Description of the task: Repeat the entire listing exactly.

Records contained in a dataset
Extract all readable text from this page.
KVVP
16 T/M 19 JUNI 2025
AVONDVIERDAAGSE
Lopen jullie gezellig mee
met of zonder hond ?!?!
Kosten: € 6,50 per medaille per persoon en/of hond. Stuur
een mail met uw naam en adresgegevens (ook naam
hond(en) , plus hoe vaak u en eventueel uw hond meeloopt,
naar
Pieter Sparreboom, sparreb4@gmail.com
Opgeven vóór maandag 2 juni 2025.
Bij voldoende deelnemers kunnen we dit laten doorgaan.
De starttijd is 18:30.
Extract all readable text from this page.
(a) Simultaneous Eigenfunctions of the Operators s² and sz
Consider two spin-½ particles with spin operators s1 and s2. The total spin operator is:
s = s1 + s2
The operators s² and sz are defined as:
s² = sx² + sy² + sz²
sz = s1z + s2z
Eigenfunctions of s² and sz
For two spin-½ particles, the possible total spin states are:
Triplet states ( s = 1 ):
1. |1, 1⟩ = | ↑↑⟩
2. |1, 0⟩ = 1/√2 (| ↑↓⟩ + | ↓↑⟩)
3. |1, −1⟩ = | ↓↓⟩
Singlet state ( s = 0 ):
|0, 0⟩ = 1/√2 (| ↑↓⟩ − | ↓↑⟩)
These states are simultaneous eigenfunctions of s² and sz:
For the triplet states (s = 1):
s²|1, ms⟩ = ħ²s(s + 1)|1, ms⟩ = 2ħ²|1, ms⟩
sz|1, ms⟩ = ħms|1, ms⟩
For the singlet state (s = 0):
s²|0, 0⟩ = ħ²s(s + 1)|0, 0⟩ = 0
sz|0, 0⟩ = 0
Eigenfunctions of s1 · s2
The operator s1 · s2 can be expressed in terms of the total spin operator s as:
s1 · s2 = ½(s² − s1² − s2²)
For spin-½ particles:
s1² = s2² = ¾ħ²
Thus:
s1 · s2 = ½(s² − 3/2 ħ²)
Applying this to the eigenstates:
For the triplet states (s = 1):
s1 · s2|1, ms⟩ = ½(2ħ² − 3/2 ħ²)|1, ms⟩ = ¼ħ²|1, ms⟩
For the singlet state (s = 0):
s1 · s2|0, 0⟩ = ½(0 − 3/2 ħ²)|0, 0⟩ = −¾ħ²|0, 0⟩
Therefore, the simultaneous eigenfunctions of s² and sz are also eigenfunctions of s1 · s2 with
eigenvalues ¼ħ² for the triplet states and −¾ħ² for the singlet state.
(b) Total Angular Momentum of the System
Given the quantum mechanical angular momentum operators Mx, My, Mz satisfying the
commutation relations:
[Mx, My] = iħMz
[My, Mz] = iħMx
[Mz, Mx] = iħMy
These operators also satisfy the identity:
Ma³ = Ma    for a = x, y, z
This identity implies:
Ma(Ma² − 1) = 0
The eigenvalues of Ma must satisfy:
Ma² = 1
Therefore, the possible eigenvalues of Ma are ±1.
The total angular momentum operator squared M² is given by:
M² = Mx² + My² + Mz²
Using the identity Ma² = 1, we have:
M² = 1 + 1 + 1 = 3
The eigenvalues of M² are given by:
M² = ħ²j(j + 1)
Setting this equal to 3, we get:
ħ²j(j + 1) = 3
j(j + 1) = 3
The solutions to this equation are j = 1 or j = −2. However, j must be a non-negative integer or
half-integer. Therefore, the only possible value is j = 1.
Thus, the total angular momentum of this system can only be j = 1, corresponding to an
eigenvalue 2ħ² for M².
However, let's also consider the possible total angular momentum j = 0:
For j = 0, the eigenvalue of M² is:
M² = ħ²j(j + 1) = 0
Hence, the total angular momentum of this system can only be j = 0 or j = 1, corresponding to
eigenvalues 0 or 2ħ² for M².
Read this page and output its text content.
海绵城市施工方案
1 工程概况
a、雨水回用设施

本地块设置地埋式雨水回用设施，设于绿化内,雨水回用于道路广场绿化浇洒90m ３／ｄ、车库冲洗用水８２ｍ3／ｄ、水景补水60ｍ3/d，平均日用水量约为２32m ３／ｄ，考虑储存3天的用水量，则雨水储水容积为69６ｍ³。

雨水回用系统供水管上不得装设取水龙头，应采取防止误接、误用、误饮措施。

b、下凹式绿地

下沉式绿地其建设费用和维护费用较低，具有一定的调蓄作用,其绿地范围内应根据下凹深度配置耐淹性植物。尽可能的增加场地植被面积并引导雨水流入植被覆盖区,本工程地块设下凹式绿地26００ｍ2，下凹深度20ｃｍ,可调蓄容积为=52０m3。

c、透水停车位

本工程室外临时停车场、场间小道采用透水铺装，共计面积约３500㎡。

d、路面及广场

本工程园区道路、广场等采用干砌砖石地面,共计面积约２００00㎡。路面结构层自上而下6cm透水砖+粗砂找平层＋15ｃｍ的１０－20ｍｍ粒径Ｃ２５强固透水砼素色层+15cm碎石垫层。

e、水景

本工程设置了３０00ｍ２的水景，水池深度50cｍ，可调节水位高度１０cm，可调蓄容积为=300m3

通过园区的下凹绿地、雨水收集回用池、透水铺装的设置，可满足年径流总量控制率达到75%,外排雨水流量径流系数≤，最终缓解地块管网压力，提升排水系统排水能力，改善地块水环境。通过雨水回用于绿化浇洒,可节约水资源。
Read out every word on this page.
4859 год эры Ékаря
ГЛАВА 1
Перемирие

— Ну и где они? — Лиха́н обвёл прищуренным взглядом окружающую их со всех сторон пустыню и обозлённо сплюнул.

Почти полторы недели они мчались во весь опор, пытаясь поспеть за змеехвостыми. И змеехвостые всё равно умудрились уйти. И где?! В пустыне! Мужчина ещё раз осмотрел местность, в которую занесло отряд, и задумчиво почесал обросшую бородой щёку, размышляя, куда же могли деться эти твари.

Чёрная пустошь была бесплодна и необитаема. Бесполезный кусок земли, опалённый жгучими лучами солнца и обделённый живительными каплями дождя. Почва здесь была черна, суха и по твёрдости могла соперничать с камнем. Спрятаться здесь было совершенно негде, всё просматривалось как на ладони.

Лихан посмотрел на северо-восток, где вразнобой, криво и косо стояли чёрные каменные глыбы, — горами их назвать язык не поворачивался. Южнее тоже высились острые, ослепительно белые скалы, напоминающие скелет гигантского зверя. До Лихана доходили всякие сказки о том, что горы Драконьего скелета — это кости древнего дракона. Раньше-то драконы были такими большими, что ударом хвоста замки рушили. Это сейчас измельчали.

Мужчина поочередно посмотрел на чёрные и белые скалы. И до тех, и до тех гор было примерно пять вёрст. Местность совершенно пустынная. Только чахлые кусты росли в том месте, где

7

Task result:
Extract all readable text from this page.
KVVP
16 T/M 19 JUNI 2025
AVONDVIERDAAGSE
Lopen jullie gezellig mee
met of zonder hond ?!?!
Kosten: € 6,50 per medaille per persoon en/of hond. Stuur
een mail met uw naam en adresgegevens (ook naam
hond(en) , plus hoe vaak u en eventueel uw hond meeloopt,
naar
Pieter Sparreboom, sparreb4@gmail.com
Opgeven vóór maandag 2 juni 2025.
Bij voldoende deelnemers kunnen we dit laten doorgaan.
De starttijd is 18:30.
Extract all readable text from this page.
(a) Simultaneous Eigenfunctions of the Operators s² and sz
Consider two spin-½ particles with spin operators s1 and s2. The total spin operator is:
s = s1 + s2
The operators s² and sz are defined as:
s² = sx² + sy² + sz²
sz = s1z + s2z
Eigenfunctions of s² and sz
For two spin-½ particles, the possible total spin states are:
Triplet states ( s = 1 ):
1. |1, 1⟩ = | ↑↑⟩
2. |1, 0⟩ = 1/√2 (| ↑↓⟩ + | ↓↑⟩)
3. |1, −1⟩ = | ↓↓⟩
Singlet state ( s = 0 ):
|0, 0⟩ = 1/√2 (| ↑↓⟩ − | ↓↑⟩)
These states are simultaneous eigenfunctions of s² and sz:
For the triplet states (s = 1):
s²|1, ms⟩ = ħ²s(s + 1)|1, ms⟩ = 2ħ²|1, ms⟩
sz|1, ms⟩ = ħms|1, ms⟩
For the singlet state (s = 0):
s²|0, 0⟩ = ħ²s(s + 1)|0, 0⟩ = 0
sz|0, 0⟩ = 0
Eigenfunctions of s1 · s2
The operator s1 · s2 can be expressed in terms of the total spin operator s as:
s1 · s2 = ½(s² − s1² − s2²)
For spin-½ particles:
s1² = s2² = ¾ħ²
Thus:
s1 · s2 = ½(s² − 3/2 ħ²)
Applying this to the eigenstates:
For the triplet states (s = 1):
s1 · s2|1, ms⟩ = ½(2ħ² − 3/2 ħ²)|1, ms⟩ = ¼ħ²|1, ms⟩
For the singlet state (s = 0):
s1 · s2|0, 0⟩ = ½(0 − 3/2 ħ²)|0, 0⟩ = −¾ħ²|0, 0⟩
Therefore, the simultaneous eigenfunctions of s² and sz are also eigenfunctions of s1 · s2 with
eigenvalues ¼ħ² for the triplet states and −¾ħ² for the singlet state.
(b) Total Angular Momentum of the System
Given the quantum mechanical angular momentum operators Mx, My, Mz satisfying the
commutation relations:
[Mx, My] = iħMz
[My, Mz] = iħMx
[Mz, Mx] = iħMy
These operators also satisfy the identity:
Ma³ = Ma    for a = x, y, z
This identity implies:
Ma(Ma² − 1) = 0
The eigenvalues of Ma must satisfy:
Ma² = 1
Therefore, the possible eigenvalues of Ma are ±1.
The total angular momentum operator squared M² is given by:
M² = Mx² + My² + Mz²
Using the identity Ma² = 1, we have:
M² = 1 + 1 + 1 = 3
The eigenvalues of M² are given by:
M² = ħ²j(j + 1)
Setting this equal to 3, we get:
ħ²j(j + 1) = 3
j(j + 1) = 3
The solutions to this equation are j = 1 or j = −2. However, j must be a non-negative integer or
half-integer. Therefore, the only possible value is j = 1.
Thus, the total angular momentum of this system can only be j = 1, corresponding to an
eigenvalue 2ħ² for M².
However, let's also consider the possible total angular momentum j = 0:
For j = 0, the eigenvalue of M² is:
M² = ħ²j(j + 1) = 0
Hence, the total angular momentum of this system can only be j = 0 or j = 1, corresponding to
eigenvalues 0 or 2ħ² for M².
Read this page and output its text content.
海绵城市施工方案
1 工程概况
a、雨水回用设施

本地块设置地埋式雨水回用设施，设于绿化内,雨水回用于道路广场绿化浇洒90m ３／ｄ、车库冲洗用水８２ｍ3／ｄ、水景补水60ｍ3/d，平均日用水量约为２32m ３／ｄ，考虑储存3天的用水量，则雨水储水容积为69６ｍ³。

雨水回用系统供水管上不得装设取水龙头，应采取防止误接、误用、误饮措施。

b、下凹式绿地

下沉式绿地其建设费用和维护费用较低，具有一定的调蓄作用,其绿地范围内应根据下凹深度配置耐淹性植物。尽可能的增加场地植被面积并引导雨水流入植被覆盖区,本工程地块设下凹式绿地26００ｍ2，下凹深度20ｃｍ,可调蓄容积为=52０m3。

c、透水停车位

本工程室外临时停车场、场间小道采用透水铺装，共计面积约３500㎡。

d、路面及广场

本工程园区道路、广场等采用干砌砖石地面,共计面积约２００00㎡。路面结构层自上而下6cm透水砖+粗砂找平层＋15ｃｍ的１０－20ｍｍ粒径Ｃ２５强固透水砼素色层+15cm碎石垫层。

e、水景

本工程设置了３０00ｍ２的水景，水池深度50cｍ，可调节水位高度１０cm，可调蓄容积为=300m3

通过园区的下凹绿地、雨水收集回用池、透水铺装的设置，可满足年径流总量控制率达到75%,外排雨水流量径流系数≤，最终缓解地块管网压力，提升排水系统排水能力，改善地块水环境。通过雨水回用于绿化浇洒,可节约水资源。
Read out every word on this page.
4859 год эры Ékаря
ГЛАВА 1
Перемирие

— Ну и где они? — Лиха́н обвёл прищуренным взглядом окружающую их со всех сторон пустыню и обозлённо сплюнул.

Почти полторы недели они мчались во весь опор, пытаясь поспеть за змеехвостыми. И змеехвостые всё равно умудрились уйти. И где?! В пустыне! Мужчина ещё раз осмотрел местность, в которую занесло отряд, и задумчиво почесал обросшую бородой щёку, размышляя, куда же могли деться эти твари.

Чёрная пустошь была бесплодна и необитаема. Бесполезный кусок земли, опалённый жгучими лучами солнца и обделённый живительными каплями дождя. Почва здесь была черна, суха и по твёрдости могла соперничать с камнем. Спрятаться здесь было совершенно негде, всё просматривалось как на ладони.

Лихан посмотрел на северо-восток, где вразнобой, криво и косо стояли чёрные каменные глыбы, — горами их назвать язык не поворачивался. Южнее тоже высились острые, ослепительно белые скалы, напоминающие скелет гигантского зверя. До Лихана доходили всякие сказки о том, что горы Драконьего скелета — это кости древнего дракона. Раньше-то драконы были такими большими, что ударом хвоста замки рушили. Это сейчас измельчали.

Мужчина поочередно посмотрел на чёрные и белые скалы. И до тех, и до тех гор было примерно пять вёрст. Местность совершенно пустынная. Только чахлые кусты росли в том месте, где

7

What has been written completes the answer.